Set exercise :: Repeat the entire listing exactly as written.

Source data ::
------

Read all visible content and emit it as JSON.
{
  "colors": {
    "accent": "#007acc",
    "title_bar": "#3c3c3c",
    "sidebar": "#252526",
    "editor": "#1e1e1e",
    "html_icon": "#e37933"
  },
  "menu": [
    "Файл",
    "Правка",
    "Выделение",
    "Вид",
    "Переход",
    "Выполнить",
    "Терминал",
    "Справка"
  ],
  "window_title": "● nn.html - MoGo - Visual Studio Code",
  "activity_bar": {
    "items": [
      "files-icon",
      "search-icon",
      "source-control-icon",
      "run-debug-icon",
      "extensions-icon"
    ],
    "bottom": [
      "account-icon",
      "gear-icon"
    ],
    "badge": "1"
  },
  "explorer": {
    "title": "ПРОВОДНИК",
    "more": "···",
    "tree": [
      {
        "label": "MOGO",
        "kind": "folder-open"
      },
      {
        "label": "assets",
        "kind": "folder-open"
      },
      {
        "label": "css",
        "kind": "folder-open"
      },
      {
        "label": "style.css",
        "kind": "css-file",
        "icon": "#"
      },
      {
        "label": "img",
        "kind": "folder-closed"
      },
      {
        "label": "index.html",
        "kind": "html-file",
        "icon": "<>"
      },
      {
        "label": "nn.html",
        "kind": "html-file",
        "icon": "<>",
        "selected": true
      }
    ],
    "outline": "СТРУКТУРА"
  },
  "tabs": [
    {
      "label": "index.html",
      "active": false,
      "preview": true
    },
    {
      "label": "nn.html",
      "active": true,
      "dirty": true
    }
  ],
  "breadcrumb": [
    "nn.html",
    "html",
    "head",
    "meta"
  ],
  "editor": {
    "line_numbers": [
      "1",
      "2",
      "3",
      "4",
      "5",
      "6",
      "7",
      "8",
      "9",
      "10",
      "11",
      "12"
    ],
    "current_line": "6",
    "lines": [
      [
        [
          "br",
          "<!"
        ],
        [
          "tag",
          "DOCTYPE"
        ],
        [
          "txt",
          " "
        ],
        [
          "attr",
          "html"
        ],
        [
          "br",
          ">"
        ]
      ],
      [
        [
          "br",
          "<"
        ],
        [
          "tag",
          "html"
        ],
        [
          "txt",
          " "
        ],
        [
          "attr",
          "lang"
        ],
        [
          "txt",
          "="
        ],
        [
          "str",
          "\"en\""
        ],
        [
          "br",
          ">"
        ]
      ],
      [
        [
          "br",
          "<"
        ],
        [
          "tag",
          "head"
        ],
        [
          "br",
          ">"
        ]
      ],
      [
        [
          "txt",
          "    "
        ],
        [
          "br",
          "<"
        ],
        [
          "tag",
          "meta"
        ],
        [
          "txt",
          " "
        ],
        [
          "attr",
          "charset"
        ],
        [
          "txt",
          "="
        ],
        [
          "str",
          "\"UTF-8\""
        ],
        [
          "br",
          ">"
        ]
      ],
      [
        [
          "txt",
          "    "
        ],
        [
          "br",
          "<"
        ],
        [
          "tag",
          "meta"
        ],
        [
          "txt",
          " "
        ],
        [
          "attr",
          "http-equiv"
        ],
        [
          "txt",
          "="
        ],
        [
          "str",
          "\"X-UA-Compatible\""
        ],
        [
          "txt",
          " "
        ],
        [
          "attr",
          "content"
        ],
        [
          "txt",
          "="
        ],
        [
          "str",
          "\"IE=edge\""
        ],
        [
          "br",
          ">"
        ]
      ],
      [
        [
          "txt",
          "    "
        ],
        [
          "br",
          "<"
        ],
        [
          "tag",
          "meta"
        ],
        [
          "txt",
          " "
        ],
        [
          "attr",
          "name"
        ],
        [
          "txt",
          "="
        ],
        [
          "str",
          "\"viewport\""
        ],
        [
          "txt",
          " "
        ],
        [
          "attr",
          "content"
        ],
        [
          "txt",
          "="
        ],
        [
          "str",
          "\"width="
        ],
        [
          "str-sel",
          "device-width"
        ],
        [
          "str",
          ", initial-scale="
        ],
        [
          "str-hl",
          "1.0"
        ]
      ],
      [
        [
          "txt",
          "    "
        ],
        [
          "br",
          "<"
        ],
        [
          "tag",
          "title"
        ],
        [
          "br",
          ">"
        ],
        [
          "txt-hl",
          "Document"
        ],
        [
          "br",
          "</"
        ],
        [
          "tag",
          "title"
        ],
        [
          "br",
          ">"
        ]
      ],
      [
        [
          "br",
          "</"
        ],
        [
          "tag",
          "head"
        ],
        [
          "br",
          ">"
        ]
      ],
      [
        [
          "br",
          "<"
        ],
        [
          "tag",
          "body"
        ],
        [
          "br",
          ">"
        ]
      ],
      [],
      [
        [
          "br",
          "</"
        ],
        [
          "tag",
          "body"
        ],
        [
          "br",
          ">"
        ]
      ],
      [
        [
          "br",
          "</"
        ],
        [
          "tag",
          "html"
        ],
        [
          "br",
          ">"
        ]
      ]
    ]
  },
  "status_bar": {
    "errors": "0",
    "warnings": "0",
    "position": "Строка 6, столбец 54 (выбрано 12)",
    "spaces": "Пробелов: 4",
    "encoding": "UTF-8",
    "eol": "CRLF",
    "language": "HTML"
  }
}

------

Written answer ::
Read all visible content and emit it as JSON.
{
  "colors": {
    "accent": "#007acc",
    "title_bar": "#3c3c3c",
    "sidebar": "#252526",
    "editor": "#1e1e1e",
    "html_icon": "#e37933"
  },
  "menu": [
    "Файл",
    "Правка",
    "Выделение",
    "Вид",
    "Переход",
    "Выполнить",
    "Терминал",
    "Справка"
  ],
  "window_title": "● nn.html - MoGo - Visual Studio Code",
  "activity_bar": {
    "items": [
      "files-icon",
      "search-icon",
      "source-control-icon",
      "run-debug-icon",
      "extensions-icon"
    ],
    "bottom": [
      "account-icon",
      "gear-icon"
    ],
    "badge": "1"
  },
  "explorer": {
    "title": "ПРОВОДНИК",
    "more": "···",
    "tree": [
      {
        "label": "MOGO",
        "kind": "folder-open"
      },
      {
        "label": "assets",
        "kind": "folder-open"
      },
      {
        "label": "css",
        "kind": "folder-open"
      },
      {
        "label": "style.css",
        "kind": "css-file",
        "icon": "#"
      },
      {
        "label": "img",
        "kind": "folder-closed"
      },
      {
        "label": "index.html",
        "kind": "html-file",
        "icon": "<>"
      },
      {
        "label": "nn.html",
        "kind": "html-file",
        "icon": "<>",
        "selected": true
      }
    ],
    "outline": "СТРУКТУРА"
  },
  "tabs": [
    {
      "label": "index.html",
      "active": false,
      "preview": true
    },
    {
      "label": "nn.html",
      "active": true,
      "dirty": true
    }
  ],
  "breadcrumb": [
    "nn.html",
    "html",
    "head",
    "meta"
  ],
  "editor": {
    "line_numbers": [
      "1",
      "2",
      "3",
      "4",
      "5",
      "6",
      "7",
      "8",
      "9",
      "10",
      "11",
      "12"
    ],
    "current_line": "6",
    "lines": [
      [
        [
          "br",
          "<!"
        ],
        [
          "tag",
          "DOCTYPE"
        ],
        [
          "txt",
          " "
        ],
        [
          "attr",
          "html"
        ],
        [
          "br",
          ">"
        ]
      ],
      [
        [
          "br",
          "<"
        ],
        [
          "tag",
          "html"
        ],
        [
          "txt",
          " "
        ],
        [
          "attr",
          "lang"
        ],
        [
          "txt",
          "="
        ],
        [
          "str",
          "\"en\""
        ],
        [
          "br",
          ">"
        ]
      ],
      [
        [
          "br",
          "<"
        ],
        [
          "tag",
          "head"
        ],
        [
          "br",
          ">"
        ]
      ],
      [
        [
          "txt",
          "    "
        ],
        [
          "br",
          "<"
        ],
        [
          "tag",
          "meta"
        ],
        [
          "txt",
          " "
        ],
        [
          "attr",
          "charset"
        ],
        [
          "txt",
          "="
        ],
        [
          "str",
          "\"UTF-8\""
        ],
        [
          "br",
          ">"
        ]
      ],
      [
        [
          "txt",
          "    "
        ],
        [
          "br",
          "<"
        ],
        [
          "tag",
          "meta"
        ],
        [
          "txt",
          " "
        ],
        [
          "attr",
          "http-equiv"
        ],
        [
          "txt",
          "="
        ],
        [
          "str",
          "\"X-UA-Compatible\""
        ],
        [
          "txt",
          " "
        ],
        [
          "attr",
          "content"
        ],
        [
          "txt",
          "="
        ],
        [
          "str",
          "\"IE=edge\""
        ],
        [
          "br",
          ">"
        ]
      ],
      [
        [
          "txt",
          "    "
        ],
        [
          "br",
          "<"
        ],
        [
          "tag",
          "meta"
        ],
        [
          "txt",
          " "
        ],
        [
          "attr",
          "name"
        ],
        [
          "txt",
          "="
        ],
        [
          "str",
          "\"viewport\""
        ],
        [
          "txt",
          " "
        ],
        [
          "attr",
          "content"
        ],
        [
          "txt",
          "="
        ],
        [
          "str",
          "\"width="
        ],
        [
          "str-sel",
          "device-width"
        ],
        [
          "str",
          ", initial-scale="
        ],
        [
          "str-hl",
          "1.0"
        ]
      ],
      [
        [
          "txt",
          "    "
        ],
        [
          "br",
          "<"
        ],
        [
          "tag",
          "title"
        ],
        [
          "br",
          ">"
        ],
        [
          "txt-hl",
          "Document"
        ],
        [
          "br",
          "</"
        ],
        [
          "tag",
          "title"
        ],
        [
          "br",
          ">"
        ]
      ],
      [
        [
          "br",
          "</"
        ],
        [
          "tag",
          "head"
        ],
        [
          "br",
          ">"
        ]
      ],
      [
        [
          "br",
          "<"
        ],
        [
          "tag",
          "body"
        ],
        [
          "br",
          ">"
        ]
      ],
      [],
      [
        [
          "br",
          "</"
        ],
        [
          "tag",
          "body"
        ],
        [
          "br",
          ">"
        ]
      ],
      [
        [
          "br",
          "</"
        ],
        [
          "tag",
          "html"
        ],
        [
          "br",
          ">"
        ]
      ]
    ]
  },
  "status_bar": {
    "errors": "0",
    "warnings": "0",
    "position": "Строка 6, столбец 54 (выбрано 12)",
    "spaces": "Пробелов: 4",
    "encoding": "UTF-8",
    "eol": "CRLF",
    "language": "HTML"
  }
}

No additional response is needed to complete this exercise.